[Begin Given data]

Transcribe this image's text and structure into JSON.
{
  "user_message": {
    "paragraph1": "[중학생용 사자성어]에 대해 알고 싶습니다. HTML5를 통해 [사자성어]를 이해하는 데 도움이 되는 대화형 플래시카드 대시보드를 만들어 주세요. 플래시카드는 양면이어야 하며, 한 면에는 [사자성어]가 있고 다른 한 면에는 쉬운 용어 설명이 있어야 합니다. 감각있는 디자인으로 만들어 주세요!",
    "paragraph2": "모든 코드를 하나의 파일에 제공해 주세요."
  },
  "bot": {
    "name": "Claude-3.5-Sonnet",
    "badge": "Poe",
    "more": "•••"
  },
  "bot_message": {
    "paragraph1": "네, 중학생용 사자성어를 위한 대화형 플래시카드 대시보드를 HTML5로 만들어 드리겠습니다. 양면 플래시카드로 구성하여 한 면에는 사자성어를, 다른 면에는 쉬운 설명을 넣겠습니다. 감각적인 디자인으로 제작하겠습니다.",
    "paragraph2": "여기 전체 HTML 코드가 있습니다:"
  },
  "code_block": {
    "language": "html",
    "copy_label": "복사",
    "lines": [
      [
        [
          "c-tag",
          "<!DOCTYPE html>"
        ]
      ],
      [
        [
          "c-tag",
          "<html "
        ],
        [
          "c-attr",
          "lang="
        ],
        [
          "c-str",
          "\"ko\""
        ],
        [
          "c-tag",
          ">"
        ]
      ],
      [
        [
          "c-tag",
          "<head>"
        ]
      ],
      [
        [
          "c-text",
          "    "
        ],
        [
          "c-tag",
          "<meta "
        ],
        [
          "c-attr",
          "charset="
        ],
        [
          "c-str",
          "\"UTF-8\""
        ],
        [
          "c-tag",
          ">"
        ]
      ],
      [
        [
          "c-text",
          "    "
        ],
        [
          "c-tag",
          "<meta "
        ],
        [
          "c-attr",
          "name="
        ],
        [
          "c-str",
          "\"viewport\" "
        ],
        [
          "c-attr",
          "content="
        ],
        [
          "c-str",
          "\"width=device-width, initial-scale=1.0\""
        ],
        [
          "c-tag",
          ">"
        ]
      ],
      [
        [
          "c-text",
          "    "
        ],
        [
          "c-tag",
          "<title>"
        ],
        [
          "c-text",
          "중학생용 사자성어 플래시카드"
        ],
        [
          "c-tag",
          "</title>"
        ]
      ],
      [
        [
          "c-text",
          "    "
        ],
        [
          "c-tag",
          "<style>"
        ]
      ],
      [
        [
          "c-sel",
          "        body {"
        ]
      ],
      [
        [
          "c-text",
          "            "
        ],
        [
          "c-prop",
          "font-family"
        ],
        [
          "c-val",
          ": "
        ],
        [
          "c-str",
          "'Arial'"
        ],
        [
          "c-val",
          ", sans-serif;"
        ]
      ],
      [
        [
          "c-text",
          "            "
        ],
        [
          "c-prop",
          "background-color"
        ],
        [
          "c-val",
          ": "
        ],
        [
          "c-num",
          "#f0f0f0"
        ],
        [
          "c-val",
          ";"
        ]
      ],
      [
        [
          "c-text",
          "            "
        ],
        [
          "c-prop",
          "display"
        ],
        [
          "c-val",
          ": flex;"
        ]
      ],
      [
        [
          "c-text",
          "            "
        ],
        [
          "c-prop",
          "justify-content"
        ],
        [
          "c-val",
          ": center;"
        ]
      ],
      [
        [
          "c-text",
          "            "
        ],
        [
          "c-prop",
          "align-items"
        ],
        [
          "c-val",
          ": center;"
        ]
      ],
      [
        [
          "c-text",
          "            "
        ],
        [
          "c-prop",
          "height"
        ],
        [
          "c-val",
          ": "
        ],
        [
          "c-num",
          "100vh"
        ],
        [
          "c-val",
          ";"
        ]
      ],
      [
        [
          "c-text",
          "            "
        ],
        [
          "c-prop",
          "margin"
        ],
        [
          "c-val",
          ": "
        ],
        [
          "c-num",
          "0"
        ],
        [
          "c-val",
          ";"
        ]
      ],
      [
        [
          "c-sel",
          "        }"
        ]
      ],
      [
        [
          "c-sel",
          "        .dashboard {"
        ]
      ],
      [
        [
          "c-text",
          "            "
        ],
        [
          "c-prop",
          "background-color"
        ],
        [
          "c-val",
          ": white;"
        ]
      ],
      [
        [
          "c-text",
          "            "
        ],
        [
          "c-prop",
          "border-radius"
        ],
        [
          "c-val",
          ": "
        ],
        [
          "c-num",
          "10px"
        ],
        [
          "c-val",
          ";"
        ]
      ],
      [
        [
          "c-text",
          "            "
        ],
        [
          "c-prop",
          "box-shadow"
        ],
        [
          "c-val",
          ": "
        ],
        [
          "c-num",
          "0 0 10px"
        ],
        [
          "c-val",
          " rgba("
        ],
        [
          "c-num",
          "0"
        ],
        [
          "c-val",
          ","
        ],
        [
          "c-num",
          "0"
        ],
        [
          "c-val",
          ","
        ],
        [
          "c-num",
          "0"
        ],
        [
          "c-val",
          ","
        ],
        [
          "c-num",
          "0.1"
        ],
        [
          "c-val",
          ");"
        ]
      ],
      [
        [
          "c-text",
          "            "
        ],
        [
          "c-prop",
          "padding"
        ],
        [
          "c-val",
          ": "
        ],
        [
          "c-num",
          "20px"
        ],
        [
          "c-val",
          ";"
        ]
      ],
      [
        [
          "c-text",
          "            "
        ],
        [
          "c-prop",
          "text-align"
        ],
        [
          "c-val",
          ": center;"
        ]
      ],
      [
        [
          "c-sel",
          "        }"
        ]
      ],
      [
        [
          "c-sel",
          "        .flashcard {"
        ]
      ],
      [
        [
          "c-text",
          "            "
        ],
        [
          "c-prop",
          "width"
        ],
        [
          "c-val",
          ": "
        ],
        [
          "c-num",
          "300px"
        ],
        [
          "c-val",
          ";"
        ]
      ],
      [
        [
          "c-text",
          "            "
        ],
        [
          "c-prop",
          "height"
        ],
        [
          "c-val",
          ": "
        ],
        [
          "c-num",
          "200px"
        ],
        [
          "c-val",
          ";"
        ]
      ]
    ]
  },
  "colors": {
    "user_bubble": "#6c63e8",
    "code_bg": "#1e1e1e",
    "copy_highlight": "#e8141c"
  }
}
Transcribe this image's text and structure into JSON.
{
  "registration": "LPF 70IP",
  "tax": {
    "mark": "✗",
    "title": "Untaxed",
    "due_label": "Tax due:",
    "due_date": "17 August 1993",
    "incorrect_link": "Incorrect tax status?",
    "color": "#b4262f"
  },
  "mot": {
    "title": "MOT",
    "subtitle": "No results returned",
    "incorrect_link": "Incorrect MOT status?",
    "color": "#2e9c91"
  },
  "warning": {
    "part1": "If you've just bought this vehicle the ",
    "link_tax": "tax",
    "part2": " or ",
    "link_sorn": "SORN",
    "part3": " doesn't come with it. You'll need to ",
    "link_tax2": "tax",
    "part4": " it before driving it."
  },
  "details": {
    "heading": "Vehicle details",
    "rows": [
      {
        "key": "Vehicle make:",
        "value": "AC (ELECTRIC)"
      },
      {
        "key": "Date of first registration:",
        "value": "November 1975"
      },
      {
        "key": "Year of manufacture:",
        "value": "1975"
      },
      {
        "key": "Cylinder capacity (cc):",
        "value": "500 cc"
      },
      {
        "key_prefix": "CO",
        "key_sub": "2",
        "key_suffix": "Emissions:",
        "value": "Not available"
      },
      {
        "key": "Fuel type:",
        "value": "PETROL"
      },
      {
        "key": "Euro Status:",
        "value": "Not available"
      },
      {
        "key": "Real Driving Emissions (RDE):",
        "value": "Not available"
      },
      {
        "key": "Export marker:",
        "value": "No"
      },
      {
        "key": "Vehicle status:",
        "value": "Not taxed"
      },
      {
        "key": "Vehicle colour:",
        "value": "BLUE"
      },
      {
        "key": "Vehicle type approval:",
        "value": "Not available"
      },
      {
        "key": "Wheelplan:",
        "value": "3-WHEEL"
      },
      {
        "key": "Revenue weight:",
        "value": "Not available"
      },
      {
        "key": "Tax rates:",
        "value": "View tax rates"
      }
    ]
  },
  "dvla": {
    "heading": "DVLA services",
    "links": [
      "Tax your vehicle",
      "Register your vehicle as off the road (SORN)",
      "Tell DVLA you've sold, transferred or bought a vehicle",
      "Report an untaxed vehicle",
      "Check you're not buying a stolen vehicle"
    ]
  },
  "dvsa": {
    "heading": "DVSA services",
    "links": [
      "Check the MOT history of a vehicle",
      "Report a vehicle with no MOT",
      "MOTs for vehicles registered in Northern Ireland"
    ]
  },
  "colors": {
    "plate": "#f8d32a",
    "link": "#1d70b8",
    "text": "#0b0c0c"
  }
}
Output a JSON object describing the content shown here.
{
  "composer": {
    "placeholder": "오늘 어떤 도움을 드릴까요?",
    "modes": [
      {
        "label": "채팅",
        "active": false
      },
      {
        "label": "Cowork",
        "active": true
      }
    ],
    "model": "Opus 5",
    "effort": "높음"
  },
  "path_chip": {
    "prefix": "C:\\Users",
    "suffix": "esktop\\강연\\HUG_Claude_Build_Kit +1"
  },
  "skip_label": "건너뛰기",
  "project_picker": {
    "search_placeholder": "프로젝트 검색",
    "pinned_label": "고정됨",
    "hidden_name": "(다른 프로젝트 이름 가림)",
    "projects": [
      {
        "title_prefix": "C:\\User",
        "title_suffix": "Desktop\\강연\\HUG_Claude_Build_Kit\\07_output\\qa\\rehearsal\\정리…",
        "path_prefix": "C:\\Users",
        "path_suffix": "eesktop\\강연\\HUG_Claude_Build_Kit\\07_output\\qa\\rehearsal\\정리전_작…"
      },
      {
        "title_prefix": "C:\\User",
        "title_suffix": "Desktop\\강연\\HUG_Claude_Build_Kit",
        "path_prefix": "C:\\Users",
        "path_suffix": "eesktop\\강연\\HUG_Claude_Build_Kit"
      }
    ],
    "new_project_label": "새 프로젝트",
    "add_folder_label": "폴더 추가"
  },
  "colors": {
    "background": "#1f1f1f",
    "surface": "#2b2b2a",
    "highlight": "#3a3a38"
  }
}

[End Given data]

The problem>
From the listing above, copy all lines holding the word "Incorrect".

Result below>
    "incorrect_link": "Incorrect tax status?",
    "incorrect_link": "Incorrect MOT status?",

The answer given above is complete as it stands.